┏━━
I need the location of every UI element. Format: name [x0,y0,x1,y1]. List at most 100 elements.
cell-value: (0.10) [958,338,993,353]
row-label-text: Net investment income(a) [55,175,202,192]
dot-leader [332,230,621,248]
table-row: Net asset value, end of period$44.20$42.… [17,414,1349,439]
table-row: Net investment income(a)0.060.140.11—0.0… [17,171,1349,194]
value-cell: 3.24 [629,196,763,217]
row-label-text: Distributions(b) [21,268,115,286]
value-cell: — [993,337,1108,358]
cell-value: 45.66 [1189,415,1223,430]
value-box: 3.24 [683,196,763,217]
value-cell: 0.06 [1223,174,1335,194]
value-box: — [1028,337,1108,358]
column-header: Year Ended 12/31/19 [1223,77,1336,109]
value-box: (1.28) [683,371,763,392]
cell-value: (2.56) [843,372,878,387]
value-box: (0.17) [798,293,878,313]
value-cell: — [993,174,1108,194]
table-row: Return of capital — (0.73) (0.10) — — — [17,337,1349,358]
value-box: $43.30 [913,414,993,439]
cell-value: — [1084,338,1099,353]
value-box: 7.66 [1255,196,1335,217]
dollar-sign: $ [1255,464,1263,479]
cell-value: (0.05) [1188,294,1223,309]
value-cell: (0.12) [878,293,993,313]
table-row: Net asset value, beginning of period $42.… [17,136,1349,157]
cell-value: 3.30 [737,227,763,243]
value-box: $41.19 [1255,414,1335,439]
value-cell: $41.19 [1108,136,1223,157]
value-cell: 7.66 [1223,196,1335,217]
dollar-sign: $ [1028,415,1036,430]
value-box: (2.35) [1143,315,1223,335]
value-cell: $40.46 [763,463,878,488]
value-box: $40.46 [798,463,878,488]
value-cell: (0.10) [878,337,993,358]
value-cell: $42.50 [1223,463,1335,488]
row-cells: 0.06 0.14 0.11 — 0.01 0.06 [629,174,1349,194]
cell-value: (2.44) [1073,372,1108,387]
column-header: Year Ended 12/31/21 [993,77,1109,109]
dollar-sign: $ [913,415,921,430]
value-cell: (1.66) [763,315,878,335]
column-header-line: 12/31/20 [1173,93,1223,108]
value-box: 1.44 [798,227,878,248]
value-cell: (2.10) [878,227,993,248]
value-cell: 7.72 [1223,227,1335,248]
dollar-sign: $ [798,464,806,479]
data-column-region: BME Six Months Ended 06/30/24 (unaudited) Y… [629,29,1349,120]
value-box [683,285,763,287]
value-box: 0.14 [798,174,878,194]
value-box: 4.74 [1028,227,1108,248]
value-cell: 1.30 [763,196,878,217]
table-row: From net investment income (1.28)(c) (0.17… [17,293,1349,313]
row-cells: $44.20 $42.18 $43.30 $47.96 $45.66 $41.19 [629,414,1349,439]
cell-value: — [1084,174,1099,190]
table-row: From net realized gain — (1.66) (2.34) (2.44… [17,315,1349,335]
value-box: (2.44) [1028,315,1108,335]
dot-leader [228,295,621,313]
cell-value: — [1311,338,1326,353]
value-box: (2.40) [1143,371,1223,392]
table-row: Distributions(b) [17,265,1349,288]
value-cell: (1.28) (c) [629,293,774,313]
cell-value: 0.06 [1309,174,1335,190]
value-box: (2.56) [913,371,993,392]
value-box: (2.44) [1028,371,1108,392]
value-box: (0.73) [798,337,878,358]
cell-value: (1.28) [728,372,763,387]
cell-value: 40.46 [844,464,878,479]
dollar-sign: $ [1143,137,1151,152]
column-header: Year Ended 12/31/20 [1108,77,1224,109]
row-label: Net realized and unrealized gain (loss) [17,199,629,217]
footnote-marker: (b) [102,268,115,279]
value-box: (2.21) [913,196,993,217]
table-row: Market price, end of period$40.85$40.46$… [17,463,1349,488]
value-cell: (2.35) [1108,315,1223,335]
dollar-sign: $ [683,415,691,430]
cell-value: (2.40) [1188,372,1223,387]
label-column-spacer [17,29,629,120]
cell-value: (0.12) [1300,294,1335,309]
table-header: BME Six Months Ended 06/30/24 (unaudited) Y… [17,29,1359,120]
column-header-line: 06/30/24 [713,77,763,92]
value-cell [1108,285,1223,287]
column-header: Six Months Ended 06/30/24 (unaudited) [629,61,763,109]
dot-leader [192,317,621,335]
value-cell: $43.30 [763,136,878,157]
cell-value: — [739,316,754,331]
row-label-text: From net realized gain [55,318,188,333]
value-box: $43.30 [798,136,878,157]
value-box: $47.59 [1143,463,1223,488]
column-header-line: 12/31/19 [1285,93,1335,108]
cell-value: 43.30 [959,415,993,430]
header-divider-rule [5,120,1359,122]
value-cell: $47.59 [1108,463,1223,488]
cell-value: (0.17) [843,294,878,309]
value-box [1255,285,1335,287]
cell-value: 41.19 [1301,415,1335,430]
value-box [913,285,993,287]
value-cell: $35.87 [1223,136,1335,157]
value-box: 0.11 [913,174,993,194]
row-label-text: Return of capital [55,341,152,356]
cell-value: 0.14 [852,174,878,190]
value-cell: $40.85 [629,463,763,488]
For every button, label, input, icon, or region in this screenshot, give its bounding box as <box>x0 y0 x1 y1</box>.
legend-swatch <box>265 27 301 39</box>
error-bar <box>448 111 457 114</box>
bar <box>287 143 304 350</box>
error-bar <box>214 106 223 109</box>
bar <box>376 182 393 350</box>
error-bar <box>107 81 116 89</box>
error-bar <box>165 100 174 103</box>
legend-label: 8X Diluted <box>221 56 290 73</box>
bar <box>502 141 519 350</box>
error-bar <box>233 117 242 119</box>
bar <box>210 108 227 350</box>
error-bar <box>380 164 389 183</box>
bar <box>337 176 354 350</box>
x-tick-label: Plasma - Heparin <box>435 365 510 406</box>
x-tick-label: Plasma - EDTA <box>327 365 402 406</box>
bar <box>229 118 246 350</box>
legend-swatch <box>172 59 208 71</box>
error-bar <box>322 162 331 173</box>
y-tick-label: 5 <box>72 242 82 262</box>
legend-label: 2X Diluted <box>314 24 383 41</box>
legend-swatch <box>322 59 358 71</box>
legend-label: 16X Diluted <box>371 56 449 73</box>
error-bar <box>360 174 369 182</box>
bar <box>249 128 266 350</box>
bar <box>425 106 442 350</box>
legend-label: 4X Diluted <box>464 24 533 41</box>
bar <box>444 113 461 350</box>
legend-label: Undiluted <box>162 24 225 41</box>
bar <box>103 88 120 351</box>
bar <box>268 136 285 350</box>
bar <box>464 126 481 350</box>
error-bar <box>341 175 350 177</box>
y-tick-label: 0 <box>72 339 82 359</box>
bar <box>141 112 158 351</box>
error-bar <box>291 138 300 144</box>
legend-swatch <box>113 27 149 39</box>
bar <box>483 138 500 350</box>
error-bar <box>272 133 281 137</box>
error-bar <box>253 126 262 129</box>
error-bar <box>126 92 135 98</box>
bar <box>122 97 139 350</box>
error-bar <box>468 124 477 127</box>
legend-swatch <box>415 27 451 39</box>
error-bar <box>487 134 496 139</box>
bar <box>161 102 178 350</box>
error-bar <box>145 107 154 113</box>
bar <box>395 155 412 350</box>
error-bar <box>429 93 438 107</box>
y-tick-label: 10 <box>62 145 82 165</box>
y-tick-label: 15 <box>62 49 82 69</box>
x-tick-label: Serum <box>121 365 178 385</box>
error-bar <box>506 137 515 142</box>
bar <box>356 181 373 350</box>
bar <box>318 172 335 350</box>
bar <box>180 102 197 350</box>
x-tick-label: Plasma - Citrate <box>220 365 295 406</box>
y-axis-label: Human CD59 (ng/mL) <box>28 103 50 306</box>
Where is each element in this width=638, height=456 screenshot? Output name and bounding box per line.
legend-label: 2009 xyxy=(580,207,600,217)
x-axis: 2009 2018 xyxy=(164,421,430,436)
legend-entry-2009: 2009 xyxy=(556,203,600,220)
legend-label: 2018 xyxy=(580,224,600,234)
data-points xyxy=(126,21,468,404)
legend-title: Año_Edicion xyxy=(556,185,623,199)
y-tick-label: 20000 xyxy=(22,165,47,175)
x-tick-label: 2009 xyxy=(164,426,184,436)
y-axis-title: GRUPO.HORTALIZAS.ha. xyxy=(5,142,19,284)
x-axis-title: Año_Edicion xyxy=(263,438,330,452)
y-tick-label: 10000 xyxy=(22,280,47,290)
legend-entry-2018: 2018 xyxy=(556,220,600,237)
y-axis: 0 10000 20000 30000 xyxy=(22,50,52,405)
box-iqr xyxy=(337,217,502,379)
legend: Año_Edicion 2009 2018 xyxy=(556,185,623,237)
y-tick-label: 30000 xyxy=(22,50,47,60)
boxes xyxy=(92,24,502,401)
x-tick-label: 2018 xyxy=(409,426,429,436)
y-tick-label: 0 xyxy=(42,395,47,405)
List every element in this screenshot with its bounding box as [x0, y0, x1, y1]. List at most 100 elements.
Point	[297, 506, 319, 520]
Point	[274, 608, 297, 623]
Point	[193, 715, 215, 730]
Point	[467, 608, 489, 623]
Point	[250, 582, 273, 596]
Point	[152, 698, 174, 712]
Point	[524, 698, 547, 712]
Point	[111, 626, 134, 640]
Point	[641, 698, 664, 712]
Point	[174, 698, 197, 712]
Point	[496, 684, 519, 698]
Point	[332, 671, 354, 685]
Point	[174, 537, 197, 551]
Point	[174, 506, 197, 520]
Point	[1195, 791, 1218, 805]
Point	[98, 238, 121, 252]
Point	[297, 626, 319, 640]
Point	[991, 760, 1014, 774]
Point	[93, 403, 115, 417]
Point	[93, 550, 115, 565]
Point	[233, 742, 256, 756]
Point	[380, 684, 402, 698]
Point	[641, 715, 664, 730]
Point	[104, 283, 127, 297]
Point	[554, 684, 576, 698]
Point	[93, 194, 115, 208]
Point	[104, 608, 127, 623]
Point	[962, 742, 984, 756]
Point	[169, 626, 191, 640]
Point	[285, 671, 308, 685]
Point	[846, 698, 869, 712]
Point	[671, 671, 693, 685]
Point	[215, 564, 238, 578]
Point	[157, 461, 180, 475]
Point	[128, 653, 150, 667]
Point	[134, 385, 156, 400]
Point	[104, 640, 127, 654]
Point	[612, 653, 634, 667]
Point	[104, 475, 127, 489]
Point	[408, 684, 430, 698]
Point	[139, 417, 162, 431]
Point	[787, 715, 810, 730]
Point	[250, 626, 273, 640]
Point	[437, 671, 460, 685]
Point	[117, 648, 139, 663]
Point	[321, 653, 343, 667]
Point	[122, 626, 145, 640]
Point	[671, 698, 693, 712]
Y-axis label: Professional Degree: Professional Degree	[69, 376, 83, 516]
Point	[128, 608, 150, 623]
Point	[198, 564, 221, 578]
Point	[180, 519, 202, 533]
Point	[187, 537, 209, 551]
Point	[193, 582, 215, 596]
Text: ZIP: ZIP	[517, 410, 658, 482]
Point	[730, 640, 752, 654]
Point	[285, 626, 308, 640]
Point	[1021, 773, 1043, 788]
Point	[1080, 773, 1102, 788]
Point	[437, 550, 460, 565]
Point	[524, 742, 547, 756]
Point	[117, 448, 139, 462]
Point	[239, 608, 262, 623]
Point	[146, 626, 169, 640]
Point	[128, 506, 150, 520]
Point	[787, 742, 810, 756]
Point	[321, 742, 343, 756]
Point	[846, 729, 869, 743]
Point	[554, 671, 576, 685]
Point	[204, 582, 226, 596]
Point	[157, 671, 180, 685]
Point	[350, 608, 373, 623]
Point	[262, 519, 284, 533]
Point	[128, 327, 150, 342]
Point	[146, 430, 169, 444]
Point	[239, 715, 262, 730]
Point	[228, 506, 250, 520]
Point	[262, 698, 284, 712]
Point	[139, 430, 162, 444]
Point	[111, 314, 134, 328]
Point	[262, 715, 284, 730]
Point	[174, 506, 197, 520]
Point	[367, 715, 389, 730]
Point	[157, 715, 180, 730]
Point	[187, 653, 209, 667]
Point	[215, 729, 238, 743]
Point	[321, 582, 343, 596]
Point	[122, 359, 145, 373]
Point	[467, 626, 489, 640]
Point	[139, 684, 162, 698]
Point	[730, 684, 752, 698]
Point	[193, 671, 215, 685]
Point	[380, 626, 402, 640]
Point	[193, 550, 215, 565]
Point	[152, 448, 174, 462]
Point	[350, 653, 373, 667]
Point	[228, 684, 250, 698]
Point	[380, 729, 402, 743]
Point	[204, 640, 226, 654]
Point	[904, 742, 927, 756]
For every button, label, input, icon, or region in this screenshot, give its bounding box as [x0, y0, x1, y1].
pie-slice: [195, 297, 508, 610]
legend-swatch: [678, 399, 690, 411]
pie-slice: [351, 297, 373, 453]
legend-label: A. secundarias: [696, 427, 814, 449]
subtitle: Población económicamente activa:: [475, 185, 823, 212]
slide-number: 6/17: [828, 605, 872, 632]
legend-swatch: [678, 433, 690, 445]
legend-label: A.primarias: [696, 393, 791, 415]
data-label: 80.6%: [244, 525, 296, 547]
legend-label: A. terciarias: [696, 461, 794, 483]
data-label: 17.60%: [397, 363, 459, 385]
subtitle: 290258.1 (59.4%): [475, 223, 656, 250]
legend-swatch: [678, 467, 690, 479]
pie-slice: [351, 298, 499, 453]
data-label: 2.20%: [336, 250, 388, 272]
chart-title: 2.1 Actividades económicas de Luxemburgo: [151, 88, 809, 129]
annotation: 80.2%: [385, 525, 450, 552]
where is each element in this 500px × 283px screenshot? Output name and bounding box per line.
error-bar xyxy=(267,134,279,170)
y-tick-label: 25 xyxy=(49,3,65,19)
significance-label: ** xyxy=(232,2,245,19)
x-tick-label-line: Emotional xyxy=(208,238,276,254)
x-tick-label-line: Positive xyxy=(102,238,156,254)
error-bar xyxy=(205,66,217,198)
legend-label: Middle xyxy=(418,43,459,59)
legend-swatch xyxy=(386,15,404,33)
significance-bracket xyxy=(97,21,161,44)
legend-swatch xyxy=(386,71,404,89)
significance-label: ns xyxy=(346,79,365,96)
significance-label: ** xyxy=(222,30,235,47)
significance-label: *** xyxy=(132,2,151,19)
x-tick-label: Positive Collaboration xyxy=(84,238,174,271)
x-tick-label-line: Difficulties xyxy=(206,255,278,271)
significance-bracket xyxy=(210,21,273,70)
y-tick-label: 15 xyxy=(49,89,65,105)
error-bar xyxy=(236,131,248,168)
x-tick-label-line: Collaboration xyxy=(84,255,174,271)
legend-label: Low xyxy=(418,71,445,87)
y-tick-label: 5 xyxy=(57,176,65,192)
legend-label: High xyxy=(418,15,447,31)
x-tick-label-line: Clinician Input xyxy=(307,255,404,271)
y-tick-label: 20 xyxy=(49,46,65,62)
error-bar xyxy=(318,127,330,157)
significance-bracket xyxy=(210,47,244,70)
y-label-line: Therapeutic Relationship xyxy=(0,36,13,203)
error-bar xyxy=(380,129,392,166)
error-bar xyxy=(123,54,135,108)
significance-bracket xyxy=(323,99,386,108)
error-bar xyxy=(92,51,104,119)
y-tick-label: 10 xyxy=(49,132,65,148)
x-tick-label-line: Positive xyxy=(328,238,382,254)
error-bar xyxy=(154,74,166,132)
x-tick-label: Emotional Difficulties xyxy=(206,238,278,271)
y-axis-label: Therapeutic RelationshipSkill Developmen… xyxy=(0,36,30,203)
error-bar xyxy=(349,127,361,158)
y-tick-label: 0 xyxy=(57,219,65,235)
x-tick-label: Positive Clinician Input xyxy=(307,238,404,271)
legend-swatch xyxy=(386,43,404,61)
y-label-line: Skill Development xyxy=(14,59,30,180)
┗━━
▶ _What is needed_
Copy the listing lines word for word, starting from the first line of the listing and going on through the line with "value-cell: 7.66 [1223,196,1335,217]".

▶ _Final result_
I need the location of every UI element. Format: name [x0,y0,x1,y1]. List at most 100 elements.
cell-value: (0.10) [958,338,993,353]
row-label-text: Net investment income(a) [55,175,202,192]
dot-leader [332,230,621,248]
table-row: Net asset value, end of period$44.20$42.… [17,414,1349,439]
table-row: Net investment income(a)0.060.140.11—0.0… [17,171,1349,194]
value-cell: 3.24 [629,196,763,217]
row-label-text: Distributions(b) [21,268,115,286]
value-cell: — [993,337,1108,358]
cell-value: 45.66 [1189,415,1223,430]
value-box: 3.24 [683,196,763,217]
value-cell: 0.06 [1223,174,1335,194]
value-box: — [1028,337,1108,358]
column-header: Year Ended 12/31/19 [1223,77,1336,109]
value-box: (1.28) [683,371,763,392]
cell-value: (2.56) [843,372,878,387]
value-box: (0.17) [798,293,878,313]
value-cell: — [993,174,1108,194]
table-row: Return of capital — (0.73) (0.10) — — — [17,337,1349,358]
value-box: $43.30 [913,414,993,439]
cell-value: — [1084,338,1099,353]
value-box: 7.66 [1255,196,1335,217]
dollar-sign: $ [1255,464,1263,479]
cell-value: (0.05) [1188,294,1223,309]
value-cell: (0.12) [878,293,993,313]
table-row: Net asset value, beginning of period $42.… [17,136,1349,157]
cell-value: 3.30 [737,227,763,243]
value-box: $41.19 [1255,414,1335,439]
value-cell: $41.19 [1108,136,1223,157]
value-cell: 7.66 [1223,196,1335,217]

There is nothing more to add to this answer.